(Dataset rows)
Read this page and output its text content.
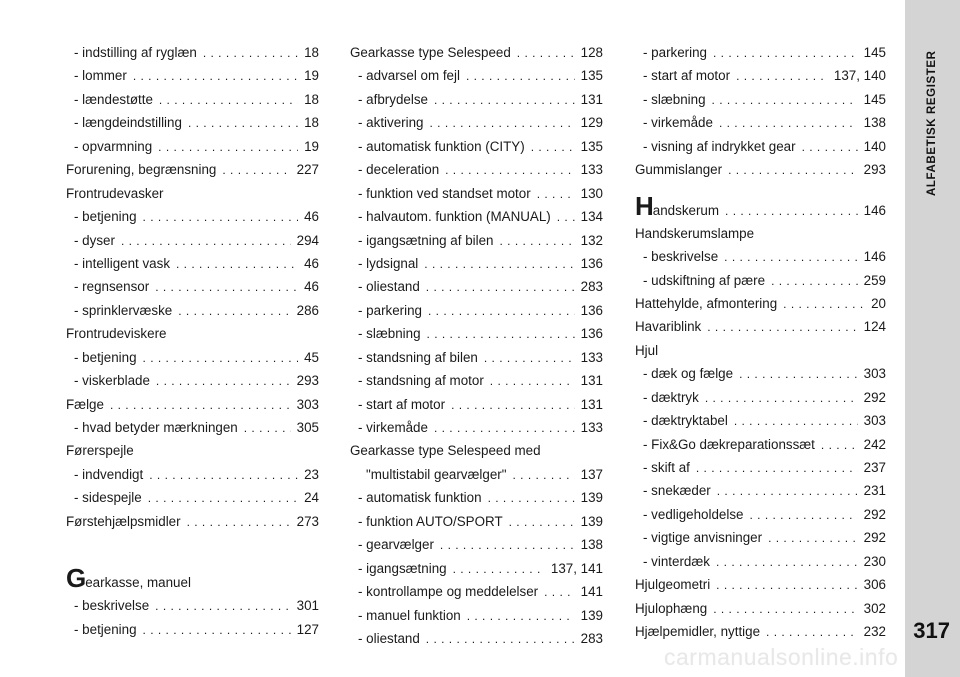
- indstilling af ryglæn . . .	18
- lommer . . .	19
- lændestøtte . . .	18
- længdeindstilling . . .	18
- opvarmning . . .	19
Forurening, begrænsning . . .	227
Frontrudevasker
- betjening . . .	46
- dyser . . .	294
- intelligent vask . . .	46
- regnsensor . . .	46
- sprinklervæske . . .	286
Frontrudeviskere
- betjening . . .	45
- viskerblade . . .	293
Fælge . . .	303
- hvad betyder mærkningen . . .	305
Førerspejle
- indvendigt . . .	23
- sidespejle . . .	24
Førstehjælpsmidler . . .	273
Gearkasse, manuel
- beskrivelse . . .	301
- betjening . . .	127
Gearkasse type Selespeed . . .	128
- advarsel om fejl . . .	135
- afbrydelse . . .	131
- aktivering . . .	129
- automatisk funktion (CITY) . . .	135
- deceleration . . .	133
- funktion ved standset motor . . .	130
- halvautom. funktion (MANUAL) . . . 134
- igangsætning af bilen . . .	132
- lydsignal . . .	136
- oliestand . . .	283
- parkering . . .	136
- slæbning . . .	136
- standsning af bilen . . .	133
- standsning af motor . . .	131
- start af motor . . .	131
- virkemåde . . .	133
Gearkasse type Selespeed med
"multistabil gearvælger" . . .	137
- automatisk funktion . . .	139
- funktion AUTO/SPORT . . .	139
- gearvælger . . .	138
- igangsætning . . .	137, 141
- kontrollampe og meddelelser . . .	141
- manuel funktion . . .	139
- oliestand . . .	283
- parkering . . .	145
- start af motor . . .	137, 140
- slæbning . . .	145
- virkemåde . . .	138
- visning af indrykket gear . . .	140
Gummislanger . . .	293
Handskerum . . .	146
Handskerumslampe
- beskrivelse . . .	146
- udskiftning af pære . . .	259
Hattehylde, afmontering . . .	20
Havariblink . . .	124
Hjul
- dæk og fælge . . .	303
- dæktryk . . .	292
- dæktryktabel . . .	303
- Fix&Go dækreparationssæt . . .	242
- skift af . . .	237
- snekæder . . .	231
- vedligeholdelse . . .	292
- vigtige anvisninger . . .	292
- vinterdæk . . .	230
Hjulgeometri . . .	306
Hjulophæng . . .	302
Hjælpemidler, nyttige . . .	232
ALFABETISK REGISTER
317
carmanualsonline.info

TASK TO COMPLETE
Give the data again exactly as written, with all pictures left out.

ANSWER IN FULL
Read this page and output its text content.
- indstilling af ryglæn . . .	18
- lommer . . .	19
- lændestøtte . . .	18
- længdeindstilling . . .	18
- opvarmning . . .	19
Forurening, begrænsning . . .	227
Frontrudevasker
- betjening . . .	46
- dyser . . .	294
- intelligent vask . . .	46
- regnsensor . . .	46
- sprinklervæske . . .	286
Frontrudeviskere
- betjening . . .	45
- viskerblade . . .	293
Fælge . . .	303
- hvad betyder mærkningen . . .	305
Førerspejle
- indvendigt . . .	23
- sidespejle . . .	24
Førstehjælpsmidler . . .	273
Gearkasse, manuel
- beskrivelse . . .	301
- betjening . . .	127
Gearkasse type Selespeed . . .	128
- advarsel om fejl . . .	135
- afbrydelse . . .	131
- aktivering . . .	129
- automatisk funktion (CITY) . . .	135
- deceleration . . .	133
- funktion ved standset motor . . .	130
- halvautom. funktion (MANUAL) . . . 134
- igangsætning af bilen . . .	132
- lydsignal . . .	136
- oliestand . . .	283
- parkering . . .	136
- slæbning . . .	136
- standsning af bilen . . .	133
- standsning af motor . . .	131
- start af motor . . .	131
- virkemåde . . .	133
Gearkasse type Selespeed med
"multistabil gearvælger" . . .	137
- automatisk funktion . . .	139
- funktion AUTO/SPORT . . .	139
- gearvælger . . .	138
- igangsætning . . .	137, 141
- kontrollampe og meddelelser . . .	141
- manuel funktion . . .	139
- oliestand . . .	283
- parkering . . .	145
- start af motor . . .	137, 140
- slæbning . . .	145
- virkemåde . . .	138
- visning af indrykket gear . . .	140
Gummislanger . . .	293
Handskerum . . .	146
Handskerumslampe
- beskrivelse . . .	146
- udskiftning af pære . . .	259
Hattehylde, afmontering . . .	20
Havariblink . . .	124
Hjul
- dæk og fælge . . .	303
- dæktryk . . .	292
- dæktryktabel . . .	303
- Fix&Go dækreparationssæt . . .	242
- skift af . . .	237
- snekæder . . .	231
- vedligeholdelse . . .	292
- vigtige anvisninger . . .	292
- vinterdæk . . .	230
Hjulgeometri . . .	306
Hjulophæng . . .	302
Hjælpemidler, nyttige . . .	232
ALFABETISK REGISTER
317
carmanualsonline.info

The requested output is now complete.